>> begin Records to process
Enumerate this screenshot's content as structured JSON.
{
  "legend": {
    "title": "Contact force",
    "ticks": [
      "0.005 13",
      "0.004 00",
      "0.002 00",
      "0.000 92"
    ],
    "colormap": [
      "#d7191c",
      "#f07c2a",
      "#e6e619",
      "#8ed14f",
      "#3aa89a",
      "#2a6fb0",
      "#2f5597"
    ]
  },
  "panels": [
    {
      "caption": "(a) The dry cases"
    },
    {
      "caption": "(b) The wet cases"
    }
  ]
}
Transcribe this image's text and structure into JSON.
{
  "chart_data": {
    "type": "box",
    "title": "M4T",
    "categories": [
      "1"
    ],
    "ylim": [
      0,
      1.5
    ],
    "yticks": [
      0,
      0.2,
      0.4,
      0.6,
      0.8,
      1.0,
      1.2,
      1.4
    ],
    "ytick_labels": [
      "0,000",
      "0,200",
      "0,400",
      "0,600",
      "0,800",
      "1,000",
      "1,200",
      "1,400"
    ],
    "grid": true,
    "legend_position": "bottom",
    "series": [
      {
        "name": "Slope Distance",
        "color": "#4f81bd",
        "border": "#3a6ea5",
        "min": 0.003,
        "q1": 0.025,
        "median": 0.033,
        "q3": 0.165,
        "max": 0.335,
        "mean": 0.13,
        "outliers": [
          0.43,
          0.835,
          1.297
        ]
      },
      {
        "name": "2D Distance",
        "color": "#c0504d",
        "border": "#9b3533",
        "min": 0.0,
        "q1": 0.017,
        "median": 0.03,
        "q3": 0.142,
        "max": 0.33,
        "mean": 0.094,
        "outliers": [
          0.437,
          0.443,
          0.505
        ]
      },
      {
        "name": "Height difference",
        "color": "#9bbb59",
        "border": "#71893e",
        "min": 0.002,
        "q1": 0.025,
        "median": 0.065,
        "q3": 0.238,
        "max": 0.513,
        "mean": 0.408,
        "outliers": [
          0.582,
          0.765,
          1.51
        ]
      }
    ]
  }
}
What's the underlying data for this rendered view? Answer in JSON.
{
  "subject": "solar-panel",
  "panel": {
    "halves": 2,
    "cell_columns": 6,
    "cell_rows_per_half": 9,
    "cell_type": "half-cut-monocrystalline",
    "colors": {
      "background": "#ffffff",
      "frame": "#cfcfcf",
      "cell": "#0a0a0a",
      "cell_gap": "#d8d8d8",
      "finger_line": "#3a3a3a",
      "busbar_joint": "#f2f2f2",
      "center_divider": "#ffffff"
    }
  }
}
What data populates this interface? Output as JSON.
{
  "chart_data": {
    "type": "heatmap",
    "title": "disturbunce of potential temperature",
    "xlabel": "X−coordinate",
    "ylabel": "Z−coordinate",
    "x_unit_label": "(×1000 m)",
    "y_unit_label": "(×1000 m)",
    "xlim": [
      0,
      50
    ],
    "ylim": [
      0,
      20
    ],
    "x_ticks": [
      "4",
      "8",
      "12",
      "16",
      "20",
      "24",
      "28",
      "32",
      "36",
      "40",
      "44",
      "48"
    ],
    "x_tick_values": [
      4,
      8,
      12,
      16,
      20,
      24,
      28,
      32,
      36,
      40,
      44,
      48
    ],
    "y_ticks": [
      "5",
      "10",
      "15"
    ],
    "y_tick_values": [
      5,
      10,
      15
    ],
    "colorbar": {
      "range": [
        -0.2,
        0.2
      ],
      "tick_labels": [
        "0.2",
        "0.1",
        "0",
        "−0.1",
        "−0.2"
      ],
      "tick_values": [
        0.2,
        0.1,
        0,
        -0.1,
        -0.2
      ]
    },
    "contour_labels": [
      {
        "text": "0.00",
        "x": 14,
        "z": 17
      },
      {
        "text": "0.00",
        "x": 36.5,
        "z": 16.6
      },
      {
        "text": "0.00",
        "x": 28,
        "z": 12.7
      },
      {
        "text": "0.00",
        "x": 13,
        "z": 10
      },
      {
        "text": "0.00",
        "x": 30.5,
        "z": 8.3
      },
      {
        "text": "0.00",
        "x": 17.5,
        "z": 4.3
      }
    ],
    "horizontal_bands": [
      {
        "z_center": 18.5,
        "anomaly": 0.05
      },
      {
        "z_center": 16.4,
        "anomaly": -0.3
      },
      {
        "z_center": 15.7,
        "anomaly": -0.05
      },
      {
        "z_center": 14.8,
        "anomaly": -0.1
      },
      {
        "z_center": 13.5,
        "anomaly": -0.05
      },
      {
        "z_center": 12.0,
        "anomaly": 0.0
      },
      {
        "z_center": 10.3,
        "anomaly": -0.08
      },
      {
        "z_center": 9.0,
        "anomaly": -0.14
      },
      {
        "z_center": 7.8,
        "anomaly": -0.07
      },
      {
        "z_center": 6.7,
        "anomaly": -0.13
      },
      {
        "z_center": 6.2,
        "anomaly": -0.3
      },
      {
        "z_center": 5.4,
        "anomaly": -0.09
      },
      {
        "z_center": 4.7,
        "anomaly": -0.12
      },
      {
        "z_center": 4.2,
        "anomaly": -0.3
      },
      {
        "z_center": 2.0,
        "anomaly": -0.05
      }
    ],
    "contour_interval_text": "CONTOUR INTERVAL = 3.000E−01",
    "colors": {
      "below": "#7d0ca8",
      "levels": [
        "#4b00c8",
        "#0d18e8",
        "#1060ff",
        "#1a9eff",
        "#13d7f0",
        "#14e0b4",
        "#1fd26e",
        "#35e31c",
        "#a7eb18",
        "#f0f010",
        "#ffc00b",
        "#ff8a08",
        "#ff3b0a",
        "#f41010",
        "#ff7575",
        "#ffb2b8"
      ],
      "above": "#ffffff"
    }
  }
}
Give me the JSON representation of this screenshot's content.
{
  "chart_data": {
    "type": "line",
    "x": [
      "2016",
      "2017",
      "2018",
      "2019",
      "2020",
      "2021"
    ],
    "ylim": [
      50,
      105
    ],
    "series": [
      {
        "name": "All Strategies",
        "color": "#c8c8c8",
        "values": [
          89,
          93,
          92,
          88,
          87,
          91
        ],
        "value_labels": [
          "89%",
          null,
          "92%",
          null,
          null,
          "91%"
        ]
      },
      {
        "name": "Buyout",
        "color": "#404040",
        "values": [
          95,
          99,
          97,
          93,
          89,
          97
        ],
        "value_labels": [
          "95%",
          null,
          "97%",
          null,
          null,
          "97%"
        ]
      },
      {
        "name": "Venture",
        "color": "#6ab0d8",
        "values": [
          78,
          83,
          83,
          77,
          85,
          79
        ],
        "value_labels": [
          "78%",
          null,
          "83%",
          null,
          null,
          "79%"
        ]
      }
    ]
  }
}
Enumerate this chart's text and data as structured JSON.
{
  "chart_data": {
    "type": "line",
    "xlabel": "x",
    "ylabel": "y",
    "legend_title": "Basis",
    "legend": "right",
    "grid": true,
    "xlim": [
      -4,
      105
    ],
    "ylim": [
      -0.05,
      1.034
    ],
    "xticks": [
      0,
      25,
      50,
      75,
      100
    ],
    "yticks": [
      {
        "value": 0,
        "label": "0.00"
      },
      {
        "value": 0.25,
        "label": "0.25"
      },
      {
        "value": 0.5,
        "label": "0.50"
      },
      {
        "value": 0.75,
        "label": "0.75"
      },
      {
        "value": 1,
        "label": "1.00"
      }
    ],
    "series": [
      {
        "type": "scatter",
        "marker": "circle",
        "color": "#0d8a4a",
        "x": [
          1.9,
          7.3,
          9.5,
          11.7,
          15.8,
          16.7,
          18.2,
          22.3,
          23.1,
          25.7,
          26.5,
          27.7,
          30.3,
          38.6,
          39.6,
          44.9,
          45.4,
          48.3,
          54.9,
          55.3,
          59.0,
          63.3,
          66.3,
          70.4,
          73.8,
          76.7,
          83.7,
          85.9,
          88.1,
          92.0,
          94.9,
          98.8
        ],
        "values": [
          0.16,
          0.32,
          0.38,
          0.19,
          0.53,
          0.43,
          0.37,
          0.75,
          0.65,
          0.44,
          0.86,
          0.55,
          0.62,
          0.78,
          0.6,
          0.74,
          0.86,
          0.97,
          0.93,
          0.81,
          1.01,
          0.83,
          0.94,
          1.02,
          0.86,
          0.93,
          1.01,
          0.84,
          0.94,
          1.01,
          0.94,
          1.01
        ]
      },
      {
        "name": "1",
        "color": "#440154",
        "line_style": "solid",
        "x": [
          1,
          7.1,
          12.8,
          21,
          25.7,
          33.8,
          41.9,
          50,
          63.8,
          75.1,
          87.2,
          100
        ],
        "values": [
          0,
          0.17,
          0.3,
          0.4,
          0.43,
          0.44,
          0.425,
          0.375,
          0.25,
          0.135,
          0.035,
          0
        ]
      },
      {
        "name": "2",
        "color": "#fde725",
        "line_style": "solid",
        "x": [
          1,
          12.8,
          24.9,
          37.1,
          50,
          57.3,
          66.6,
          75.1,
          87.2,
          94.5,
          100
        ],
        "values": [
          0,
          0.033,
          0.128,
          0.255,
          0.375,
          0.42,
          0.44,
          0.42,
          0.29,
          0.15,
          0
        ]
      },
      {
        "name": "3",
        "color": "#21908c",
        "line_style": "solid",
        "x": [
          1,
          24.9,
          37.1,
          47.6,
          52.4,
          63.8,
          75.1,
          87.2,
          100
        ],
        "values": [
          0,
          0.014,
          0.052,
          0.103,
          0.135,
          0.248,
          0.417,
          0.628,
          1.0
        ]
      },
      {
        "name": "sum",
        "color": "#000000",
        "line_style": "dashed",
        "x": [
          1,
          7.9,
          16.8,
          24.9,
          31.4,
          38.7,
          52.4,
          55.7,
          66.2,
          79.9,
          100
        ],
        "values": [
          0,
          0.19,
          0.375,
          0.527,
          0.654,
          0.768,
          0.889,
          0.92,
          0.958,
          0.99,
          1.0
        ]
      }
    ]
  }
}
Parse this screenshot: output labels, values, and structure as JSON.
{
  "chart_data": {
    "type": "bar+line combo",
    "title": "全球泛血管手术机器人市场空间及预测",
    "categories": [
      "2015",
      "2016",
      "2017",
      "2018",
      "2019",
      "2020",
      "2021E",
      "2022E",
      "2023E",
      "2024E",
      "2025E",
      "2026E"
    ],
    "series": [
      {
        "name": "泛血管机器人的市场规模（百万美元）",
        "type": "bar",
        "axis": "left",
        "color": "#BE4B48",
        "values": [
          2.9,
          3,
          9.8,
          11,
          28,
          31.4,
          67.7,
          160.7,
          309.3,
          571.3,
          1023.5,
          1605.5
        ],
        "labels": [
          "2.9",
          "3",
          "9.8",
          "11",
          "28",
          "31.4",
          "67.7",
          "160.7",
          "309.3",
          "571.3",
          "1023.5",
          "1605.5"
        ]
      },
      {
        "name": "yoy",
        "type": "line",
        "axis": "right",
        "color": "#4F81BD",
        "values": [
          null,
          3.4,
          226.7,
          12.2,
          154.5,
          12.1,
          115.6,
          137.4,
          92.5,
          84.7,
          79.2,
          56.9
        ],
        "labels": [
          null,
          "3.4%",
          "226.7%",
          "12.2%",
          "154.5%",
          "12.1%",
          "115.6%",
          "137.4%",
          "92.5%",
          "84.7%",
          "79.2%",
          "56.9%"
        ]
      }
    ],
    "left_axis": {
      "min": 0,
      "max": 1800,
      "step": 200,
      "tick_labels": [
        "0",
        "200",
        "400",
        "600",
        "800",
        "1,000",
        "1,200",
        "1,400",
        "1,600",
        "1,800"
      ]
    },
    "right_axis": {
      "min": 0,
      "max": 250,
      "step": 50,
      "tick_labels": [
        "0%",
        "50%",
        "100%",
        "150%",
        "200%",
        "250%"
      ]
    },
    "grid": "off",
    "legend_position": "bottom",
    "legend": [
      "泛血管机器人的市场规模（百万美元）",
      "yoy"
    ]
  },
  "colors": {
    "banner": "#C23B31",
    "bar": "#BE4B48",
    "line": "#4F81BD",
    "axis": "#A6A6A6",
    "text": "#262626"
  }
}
>> end Records to process
- [Task objective] Each line above that includes "caption" should be shown.

- [Final result]
      "caption": "(a) The dry cases"
      "caption": "(b) The wet cases"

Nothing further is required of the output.